### TASK BRIEF
Reproduce the passage on grief, laughter, and hiding word for word, from "Many grieving people" up to and including "be emotionally overwhelming.".

### PASSAGE FOR REVIEW
I remember being afraid that some people might think I was in complete denial—or worse, that I didn’t really care about Hope—if I laughed out loud during her difficult life or following her death. And I remember the strange look I got from someone at a dinner the night before Gabriel’s memorial service, when I asked a friend to tell a funny story and laughed heartily at it.

Sometimes we are afraid to laugh lest people think our pain has passed or that our sorrow has been a sham. But just as tears give vent to the deep sorrow we feel, laughter reveals that while grief may have a grip on us, it hasn’t choked the life out of us.

Laughter takes some of the sting out of hurt. It gives us perspective and relieves the pressure. In fact, laughter actually increases the flow of endorphins, our bodies’ naturally produced painkiller. It gives us a mini-vacation from our pain. And wouldn’t you sometimes like to take a day off from your sorrow?

We know we’ve found a real friend when he or she is comfortable not only with our sadness in grief, but our laughter. And we’re friends to ourselves when we allow ourselves to feel and express both.

It’s Okay to Hide

Many grieving people simply don’t want to deal with others. They don’t want to have awkward conversations and uncontrolled emotions. They want to be alone—to have time to think and reflect, and simply miss the person who is gone.

For some mysterious reason I’ve never been able to put my finger on, facing a crowd when you’re grieving can be hard. Walking into church and other situations where so many people express their compassion can be emotionally overwhelming.

I remember feeling that I simply couldn’t walk into the parent’s orientation night at Matt’s school a few months after Hope died. I feared my total identity was “that woman whose baby died,” and with every acquaintance would come an emotionally draining conversation about Hope’s death. Fewer people probably were thinking about me and my loss than I imagined, but the prospect of encountering so many I hadn’t seen since Hope died during the summer overwhelmed me, so I stayed home.

Document layout detection data
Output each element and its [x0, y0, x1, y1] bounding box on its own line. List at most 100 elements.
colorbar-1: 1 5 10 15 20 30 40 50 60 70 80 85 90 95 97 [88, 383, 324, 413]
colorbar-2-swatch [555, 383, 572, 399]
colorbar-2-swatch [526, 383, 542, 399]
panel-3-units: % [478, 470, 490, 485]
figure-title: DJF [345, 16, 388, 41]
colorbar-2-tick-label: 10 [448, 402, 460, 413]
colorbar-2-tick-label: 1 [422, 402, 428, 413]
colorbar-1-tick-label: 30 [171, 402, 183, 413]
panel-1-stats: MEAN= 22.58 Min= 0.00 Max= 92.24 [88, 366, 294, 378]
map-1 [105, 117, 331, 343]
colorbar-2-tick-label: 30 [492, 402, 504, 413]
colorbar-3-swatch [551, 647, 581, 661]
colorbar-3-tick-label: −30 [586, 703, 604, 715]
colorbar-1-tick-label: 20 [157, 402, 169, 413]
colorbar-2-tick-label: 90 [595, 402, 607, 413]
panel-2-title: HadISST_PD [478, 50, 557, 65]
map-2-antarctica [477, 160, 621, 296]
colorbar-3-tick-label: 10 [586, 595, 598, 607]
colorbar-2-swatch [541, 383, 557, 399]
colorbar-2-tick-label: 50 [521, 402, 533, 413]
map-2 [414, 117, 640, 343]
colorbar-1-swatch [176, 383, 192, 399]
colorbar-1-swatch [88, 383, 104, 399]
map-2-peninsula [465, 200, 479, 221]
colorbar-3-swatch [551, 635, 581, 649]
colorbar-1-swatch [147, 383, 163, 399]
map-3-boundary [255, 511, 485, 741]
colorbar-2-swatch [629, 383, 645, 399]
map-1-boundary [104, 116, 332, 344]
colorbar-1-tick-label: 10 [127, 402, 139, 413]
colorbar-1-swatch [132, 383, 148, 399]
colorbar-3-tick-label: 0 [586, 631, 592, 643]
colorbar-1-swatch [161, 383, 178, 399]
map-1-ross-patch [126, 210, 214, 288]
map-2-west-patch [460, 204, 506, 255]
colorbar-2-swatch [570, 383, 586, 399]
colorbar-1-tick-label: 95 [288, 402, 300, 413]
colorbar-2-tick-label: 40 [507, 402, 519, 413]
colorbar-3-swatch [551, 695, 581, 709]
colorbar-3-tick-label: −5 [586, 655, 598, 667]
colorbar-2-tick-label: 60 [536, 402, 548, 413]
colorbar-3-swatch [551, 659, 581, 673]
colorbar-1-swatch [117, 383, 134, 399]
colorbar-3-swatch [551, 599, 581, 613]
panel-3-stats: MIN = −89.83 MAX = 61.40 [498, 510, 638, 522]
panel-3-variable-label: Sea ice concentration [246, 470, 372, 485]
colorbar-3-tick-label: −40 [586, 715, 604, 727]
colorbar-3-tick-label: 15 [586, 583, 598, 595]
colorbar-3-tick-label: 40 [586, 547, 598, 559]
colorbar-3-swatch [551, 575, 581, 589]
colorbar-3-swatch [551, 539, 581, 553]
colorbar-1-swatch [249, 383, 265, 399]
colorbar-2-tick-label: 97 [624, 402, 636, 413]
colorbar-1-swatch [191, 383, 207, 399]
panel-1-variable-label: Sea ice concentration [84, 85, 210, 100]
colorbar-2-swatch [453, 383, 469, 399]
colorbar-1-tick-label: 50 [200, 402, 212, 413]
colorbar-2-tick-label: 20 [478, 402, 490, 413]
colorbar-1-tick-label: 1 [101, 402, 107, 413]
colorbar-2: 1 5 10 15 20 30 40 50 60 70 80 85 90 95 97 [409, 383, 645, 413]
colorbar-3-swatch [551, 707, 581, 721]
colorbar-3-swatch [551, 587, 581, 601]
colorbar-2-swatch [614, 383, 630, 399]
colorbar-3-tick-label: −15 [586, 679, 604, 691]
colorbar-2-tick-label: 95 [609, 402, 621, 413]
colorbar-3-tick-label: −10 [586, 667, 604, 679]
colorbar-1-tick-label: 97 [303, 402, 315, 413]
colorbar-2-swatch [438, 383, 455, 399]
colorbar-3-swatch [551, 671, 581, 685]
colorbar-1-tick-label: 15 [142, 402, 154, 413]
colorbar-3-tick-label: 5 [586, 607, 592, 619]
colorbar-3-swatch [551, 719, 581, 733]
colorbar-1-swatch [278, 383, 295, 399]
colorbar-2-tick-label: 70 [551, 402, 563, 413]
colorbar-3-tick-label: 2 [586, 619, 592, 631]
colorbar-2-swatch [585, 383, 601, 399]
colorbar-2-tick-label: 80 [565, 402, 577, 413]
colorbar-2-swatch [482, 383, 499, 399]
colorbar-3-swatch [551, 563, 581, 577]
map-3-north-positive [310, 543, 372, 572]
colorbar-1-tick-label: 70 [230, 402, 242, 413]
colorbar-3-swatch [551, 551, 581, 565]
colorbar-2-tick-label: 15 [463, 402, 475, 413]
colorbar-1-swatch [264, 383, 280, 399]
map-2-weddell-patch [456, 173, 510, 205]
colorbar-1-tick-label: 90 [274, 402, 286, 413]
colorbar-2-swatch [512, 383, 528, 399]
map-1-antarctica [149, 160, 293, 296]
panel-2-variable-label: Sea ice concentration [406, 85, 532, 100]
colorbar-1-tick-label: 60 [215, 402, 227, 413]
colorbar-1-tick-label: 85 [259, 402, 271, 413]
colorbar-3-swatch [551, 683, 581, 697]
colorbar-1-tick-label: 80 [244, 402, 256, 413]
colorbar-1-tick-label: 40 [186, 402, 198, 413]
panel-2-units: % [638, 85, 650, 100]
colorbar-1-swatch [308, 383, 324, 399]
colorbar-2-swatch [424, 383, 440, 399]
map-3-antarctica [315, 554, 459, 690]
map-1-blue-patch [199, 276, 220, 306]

### ANSWER
Many grieving people simply don’t want to deal with others. They don’t want to have awkward conversations and uncontrolled emotions. They want to be alone—to have time to think and reflect, and simply miss the person who is gone.

For some mysterious reason I’ve never been able to put my finger on, facing a crowd when you’re grieving can be hard. Walking into church and other situations where so many people express their compassion can be emotionally overwhelming.